The problem
Retype the lines of the saved data entries that run from the line containing "List app elements" through the line containing "- button[interactable]: Information: [4, 296, 37, 329]", including both of those lines. Leave the pictures out of your answer.

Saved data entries
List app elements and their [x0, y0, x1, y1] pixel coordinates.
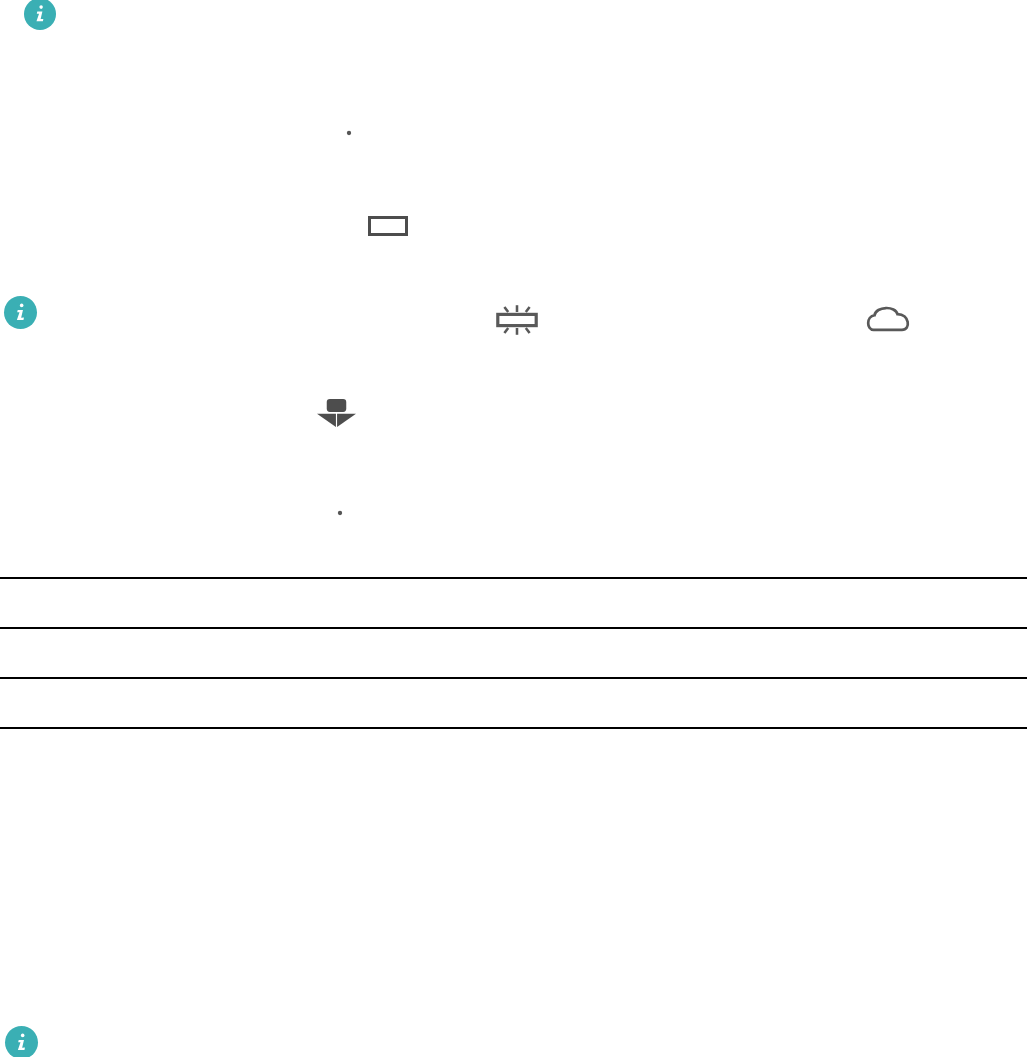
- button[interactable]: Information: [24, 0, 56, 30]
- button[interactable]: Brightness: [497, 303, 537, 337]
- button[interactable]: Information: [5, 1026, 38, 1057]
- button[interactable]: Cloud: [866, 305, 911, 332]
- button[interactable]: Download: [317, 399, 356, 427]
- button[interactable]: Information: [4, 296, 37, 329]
---
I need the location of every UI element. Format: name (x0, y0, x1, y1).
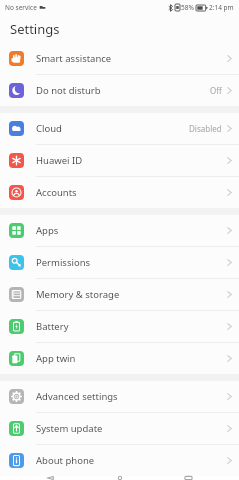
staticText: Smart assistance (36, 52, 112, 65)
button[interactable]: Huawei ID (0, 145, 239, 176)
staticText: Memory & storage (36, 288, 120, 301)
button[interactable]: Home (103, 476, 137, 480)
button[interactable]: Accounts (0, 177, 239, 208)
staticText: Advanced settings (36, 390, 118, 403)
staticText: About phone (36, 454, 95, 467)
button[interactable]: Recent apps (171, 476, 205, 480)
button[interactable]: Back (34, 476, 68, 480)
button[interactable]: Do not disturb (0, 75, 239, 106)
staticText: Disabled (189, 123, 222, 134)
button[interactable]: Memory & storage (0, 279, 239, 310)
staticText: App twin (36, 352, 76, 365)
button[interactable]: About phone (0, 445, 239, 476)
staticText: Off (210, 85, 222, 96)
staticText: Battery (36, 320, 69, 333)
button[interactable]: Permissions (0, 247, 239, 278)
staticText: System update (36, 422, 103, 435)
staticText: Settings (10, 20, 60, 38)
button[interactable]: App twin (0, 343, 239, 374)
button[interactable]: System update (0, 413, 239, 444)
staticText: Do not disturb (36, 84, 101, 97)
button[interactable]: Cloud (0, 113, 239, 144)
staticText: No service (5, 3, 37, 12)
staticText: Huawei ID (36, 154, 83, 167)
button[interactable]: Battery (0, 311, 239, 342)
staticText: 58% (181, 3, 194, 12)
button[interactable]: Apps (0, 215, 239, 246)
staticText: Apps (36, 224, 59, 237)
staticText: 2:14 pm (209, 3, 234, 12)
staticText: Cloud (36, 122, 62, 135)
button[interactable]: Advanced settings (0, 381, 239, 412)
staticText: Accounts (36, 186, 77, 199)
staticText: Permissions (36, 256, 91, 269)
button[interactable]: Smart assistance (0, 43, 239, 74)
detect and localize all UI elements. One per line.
---
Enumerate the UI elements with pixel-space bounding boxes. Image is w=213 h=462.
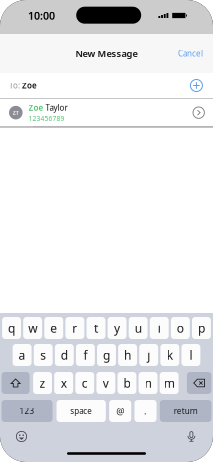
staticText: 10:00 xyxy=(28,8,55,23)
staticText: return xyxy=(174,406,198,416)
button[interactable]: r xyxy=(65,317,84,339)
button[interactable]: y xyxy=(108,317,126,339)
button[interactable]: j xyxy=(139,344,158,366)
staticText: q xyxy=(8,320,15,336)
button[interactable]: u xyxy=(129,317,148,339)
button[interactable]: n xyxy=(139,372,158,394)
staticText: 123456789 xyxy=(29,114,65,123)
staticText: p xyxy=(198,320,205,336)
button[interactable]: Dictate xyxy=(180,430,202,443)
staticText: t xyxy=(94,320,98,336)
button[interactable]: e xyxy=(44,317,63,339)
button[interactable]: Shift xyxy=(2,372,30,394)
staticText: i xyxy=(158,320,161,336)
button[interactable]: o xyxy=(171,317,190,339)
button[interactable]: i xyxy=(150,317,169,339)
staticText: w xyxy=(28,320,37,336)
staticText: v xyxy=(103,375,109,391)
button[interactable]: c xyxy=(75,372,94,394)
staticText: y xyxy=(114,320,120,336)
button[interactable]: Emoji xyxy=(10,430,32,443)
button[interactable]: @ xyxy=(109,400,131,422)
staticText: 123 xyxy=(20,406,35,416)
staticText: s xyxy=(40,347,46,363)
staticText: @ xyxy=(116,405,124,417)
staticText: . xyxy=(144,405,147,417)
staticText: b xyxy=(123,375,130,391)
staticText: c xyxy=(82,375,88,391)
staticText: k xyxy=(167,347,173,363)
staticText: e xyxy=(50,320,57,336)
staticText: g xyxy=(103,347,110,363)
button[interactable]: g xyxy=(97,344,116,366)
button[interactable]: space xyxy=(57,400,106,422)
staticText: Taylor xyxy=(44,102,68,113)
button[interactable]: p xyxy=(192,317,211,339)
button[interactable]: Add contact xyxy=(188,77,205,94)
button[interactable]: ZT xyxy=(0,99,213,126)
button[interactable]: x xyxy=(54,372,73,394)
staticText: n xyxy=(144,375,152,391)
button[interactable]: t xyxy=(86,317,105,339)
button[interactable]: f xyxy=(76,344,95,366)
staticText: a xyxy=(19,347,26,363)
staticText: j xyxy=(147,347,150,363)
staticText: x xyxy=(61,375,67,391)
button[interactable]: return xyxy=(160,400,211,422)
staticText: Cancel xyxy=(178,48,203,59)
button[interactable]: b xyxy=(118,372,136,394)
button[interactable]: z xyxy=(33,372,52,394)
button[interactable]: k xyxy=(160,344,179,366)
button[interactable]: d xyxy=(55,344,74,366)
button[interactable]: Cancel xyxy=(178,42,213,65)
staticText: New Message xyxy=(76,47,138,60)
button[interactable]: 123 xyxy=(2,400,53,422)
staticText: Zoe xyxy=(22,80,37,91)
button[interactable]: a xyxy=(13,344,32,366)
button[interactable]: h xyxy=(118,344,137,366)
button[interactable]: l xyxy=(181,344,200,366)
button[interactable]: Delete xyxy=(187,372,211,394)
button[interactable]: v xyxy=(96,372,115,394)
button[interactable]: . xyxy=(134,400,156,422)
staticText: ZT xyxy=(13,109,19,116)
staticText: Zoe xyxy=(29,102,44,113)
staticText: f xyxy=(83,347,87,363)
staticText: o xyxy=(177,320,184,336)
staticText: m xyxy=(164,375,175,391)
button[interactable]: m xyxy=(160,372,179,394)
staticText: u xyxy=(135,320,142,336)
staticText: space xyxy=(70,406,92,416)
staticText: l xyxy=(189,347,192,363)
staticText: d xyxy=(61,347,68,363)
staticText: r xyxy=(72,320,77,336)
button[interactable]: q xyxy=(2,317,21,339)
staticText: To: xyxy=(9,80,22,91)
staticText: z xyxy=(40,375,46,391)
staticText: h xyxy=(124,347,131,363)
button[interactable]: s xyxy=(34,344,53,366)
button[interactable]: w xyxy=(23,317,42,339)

Solved exercise
List app elements and their [x0, y0, x1, y1] pixel coordinates.
- button[interactable]: Information: [24, 0, 56, 30]
- button[interactable]: Brightness: [497, 303, 537, 337]
- button[interactable]: Information: [5, 1026, 38, 1057]
- button[interactable]: Cloud: [866, 305, 911, 332]
- button[interactable]: Download: [317, 399, 356, 427]
- button[interactable]: Information: [4, 296, 37, 329]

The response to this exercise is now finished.